**YOUR GOAL**: Pull out every line below that holds the word "productiva".

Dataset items
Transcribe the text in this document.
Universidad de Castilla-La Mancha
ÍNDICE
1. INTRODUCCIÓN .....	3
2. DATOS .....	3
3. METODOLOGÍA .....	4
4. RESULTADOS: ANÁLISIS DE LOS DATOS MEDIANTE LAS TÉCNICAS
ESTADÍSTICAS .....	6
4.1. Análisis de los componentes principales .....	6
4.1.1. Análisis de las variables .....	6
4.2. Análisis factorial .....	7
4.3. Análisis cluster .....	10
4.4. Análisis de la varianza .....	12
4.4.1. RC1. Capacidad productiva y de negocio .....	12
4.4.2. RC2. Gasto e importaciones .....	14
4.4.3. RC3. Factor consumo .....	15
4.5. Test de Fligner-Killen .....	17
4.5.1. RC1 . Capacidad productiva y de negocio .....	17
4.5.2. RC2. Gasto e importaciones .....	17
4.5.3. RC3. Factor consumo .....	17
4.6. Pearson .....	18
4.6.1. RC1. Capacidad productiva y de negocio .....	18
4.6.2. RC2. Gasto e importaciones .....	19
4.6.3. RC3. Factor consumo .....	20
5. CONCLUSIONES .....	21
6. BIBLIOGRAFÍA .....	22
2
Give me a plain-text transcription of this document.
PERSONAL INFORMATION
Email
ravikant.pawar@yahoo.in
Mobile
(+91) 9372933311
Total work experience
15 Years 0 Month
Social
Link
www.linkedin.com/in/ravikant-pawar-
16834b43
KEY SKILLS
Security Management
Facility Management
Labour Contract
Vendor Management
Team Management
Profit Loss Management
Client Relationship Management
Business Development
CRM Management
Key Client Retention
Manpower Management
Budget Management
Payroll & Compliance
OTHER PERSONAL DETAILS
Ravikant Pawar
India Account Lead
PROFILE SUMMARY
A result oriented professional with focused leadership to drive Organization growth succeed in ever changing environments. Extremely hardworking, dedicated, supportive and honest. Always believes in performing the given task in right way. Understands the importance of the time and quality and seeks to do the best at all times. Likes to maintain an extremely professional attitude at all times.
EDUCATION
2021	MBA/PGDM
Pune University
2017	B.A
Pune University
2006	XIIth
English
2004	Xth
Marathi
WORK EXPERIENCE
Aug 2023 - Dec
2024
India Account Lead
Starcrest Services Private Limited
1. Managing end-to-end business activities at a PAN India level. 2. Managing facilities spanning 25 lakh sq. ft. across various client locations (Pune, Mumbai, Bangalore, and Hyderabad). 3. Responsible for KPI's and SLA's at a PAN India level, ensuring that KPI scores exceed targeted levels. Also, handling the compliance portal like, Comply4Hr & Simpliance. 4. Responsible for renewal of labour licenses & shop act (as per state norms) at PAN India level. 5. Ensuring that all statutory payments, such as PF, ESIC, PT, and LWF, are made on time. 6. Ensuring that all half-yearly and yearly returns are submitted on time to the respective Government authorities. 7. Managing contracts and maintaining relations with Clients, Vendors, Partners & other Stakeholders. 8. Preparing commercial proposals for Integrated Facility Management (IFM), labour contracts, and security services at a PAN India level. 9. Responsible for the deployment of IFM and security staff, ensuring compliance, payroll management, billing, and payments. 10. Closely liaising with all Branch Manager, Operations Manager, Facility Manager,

**FINISHED ANSWER**:
4.4.1. RC1. Capacidad productiva y de negocio .....	12
4.5.1. RC1 . Capacidad productiva y de negocio .....	17
4.6.1. RC1. Capacidad productiva y de negocio .....	18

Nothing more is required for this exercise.